> Set exercise:
Pull out every line below holding the word "пожилого".

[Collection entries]
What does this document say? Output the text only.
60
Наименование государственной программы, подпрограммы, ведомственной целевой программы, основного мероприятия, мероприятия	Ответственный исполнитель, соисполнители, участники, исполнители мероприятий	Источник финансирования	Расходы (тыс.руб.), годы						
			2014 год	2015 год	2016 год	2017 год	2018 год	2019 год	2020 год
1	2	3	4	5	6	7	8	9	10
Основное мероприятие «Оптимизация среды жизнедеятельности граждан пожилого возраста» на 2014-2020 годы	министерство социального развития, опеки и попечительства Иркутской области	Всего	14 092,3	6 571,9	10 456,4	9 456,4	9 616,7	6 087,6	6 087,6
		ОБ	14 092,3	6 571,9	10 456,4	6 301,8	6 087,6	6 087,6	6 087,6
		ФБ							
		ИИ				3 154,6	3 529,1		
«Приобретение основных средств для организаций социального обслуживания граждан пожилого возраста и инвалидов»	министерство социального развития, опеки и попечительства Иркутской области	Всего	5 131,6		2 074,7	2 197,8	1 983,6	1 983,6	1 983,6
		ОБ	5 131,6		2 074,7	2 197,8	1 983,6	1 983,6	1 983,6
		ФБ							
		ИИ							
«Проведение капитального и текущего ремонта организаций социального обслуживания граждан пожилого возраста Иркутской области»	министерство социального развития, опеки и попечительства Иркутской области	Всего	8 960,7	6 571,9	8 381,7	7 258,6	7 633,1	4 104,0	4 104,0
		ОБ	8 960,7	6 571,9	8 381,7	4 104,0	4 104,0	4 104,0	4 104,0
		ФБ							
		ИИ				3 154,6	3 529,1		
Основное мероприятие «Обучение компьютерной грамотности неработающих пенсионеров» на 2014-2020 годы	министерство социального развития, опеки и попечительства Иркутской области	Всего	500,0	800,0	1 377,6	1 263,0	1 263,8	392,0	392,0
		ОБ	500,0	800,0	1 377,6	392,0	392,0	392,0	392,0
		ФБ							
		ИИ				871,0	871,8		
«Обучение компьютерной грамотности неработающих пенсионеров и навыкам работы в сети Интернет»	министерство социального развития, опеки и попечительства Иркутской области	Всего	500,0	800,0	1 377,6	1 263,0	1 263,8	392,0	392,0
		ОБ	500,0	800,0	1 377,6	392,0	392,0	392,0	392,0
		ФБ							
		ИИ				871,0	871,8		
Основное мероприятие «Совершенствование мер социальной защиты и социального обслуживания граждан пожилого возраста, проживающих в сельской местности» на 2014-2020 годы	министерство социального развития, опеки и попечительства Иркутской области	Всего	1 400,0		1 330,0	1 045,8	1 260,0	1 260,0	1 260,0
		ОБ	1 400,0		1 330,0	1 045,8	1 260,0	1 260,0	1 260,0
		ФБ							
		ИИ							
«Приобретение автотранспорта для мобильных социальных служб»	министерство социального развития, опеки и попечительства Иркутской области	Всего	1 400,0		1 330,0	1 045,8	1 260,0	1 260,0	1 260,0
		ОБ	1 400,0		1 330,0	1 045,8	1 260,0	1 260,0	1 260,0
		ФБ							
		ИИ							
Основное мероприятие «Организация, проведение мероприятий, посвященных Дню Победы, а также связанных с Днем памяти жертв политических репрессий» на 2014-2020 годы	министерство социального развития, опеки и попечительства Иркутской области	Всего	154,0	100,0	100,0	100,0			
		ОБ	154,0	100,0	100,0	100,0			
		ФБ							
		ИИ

> Reply to the exercise:
Основное мероприятие «Оптимизация среды жизнедеятельности граждан пожилого возраста» на 2014-2020 годы	министерство социального развития, опеки и попечительства Иркутской области	Всего	14 092,3	6 571,9	10 456,4	9 456,4	9 616,7	6 087,6	6 087,6
«Приобретение основных средств для организаций социального обслуживания граждан пожилого возраста и инвалидов»	министерство социального развития, опеки и попечительства Иркутской области	Всего	5 131,6		2 074,7	2 197,8	1 983,6	1 983,6	1 983,6
«Проведение капитального и текущего ремонта организаций социального обслуживания граждан пожилого возраста Иркутской области»	министерство социального развития, опеки и попечительства Иркутской области	Всего	8 960,7	6 571,9	8 381,7	7 258,6	7 633,1	4 104,0	4 104,0
Основное мероприятие «Совершенствование мер социальной защиты и социального обслуживания граждан пожилого возраста, проживающих в сельской местности» на 2014-2020 годы	министерство социального развития, опеки и попечительства Иркутской области	Всего	1 400,0		1 330,0	1 045,8	1 260,0	1 260,0	1 260,0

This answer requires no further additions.